--- START ---

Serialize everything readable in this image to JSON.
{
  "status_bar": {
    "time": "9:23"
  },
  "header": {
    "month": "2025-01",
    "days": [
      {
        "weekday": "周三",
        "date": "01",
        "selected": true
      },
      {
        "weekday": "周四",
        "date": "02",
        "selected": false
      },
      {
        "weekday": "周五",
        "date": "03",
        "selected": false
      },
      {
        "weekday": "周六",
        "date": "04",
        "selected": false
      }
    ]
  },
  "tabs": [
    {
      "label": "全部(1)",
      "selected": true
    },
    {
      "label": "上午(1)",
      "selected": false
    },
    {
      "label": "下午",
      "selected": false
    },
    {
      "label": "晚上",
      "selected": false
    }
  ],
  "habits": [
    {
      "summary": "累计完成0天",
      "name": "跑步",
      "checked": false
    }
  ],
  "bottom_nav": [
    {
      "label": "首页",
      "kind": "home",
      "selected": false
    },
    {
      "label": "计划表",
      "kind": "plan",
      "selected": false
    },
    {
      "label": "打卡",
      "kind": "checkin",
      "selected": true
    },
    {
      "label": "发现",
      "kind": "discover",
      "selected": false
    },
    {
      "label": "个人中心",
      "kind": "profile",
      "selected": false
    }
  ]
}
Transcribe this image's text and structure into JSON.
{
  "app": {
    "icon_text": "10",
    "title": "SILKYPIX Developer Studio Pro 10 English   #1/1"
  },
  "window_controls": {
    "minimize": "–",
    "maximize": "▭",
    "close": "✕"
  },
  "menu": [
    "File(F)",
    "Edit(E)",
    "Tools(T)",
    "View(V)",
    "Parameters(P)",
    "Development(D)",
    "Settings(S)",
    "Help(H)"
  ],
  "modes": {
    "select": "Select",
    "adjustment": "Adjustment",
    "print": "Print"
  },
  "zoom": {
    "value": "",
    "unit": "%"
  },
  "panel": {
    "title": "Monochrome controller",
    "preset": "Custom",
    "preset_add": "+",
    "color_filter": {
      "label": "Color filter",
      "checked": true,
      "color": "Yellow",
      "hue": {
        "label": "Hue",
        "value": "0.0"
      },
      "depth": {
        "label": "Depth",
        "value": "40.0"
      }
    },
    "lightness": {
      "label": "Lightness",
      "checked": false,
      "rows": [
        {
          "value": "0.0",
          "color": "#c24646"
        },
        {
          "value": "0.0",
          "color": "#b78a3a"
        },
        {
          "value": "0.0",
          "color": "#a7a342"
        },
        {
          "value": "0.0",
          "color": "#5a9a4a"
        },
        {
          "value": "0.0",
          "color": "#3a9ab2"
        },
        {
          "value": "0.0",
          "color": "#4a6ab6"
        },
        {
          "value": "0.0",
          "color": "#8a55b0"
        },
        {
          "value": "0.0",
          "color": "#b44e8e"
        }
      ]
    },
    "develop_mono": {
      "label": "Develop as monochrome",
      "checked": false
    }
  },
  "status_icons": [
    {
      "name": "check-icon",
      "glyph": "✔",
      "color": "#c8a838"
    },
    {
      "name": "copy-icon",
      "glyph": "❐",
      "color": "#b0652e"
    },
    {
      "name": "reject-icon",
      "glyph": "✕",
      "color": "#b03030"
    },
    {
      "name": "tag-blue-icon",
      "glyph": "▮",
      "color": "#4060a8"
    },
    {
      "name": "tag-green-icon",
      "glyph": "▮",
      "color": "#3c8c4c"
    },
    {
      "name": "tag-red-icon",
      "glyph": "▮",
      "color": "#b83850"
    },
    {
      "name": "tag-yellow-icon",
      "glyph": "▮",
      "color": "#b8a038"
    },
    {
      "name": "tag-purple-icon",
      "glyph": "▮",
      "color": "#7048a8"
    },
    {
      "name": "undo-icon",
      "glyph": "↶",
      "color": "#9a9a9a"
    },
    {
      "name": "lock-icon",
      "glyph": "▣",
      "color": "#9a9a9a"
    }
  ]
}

--- END ---

**TO DO:**
Copy out every line from the material above in which the word "name" appears.

**SOLUTION:**
      "name": "跑步",
      "name": "check-icon",
      "name": "copy-icon",
      "name": "reject-icon",
      "name": "tag-blue-icon",
      "name": "tag-green-icon",
      "name": "tag-red-icon",
      "name": "tag-yellow-icon",
      "name": "tag-purple-icon",
      "name": "undo-icon",
      "name": "lock-icon",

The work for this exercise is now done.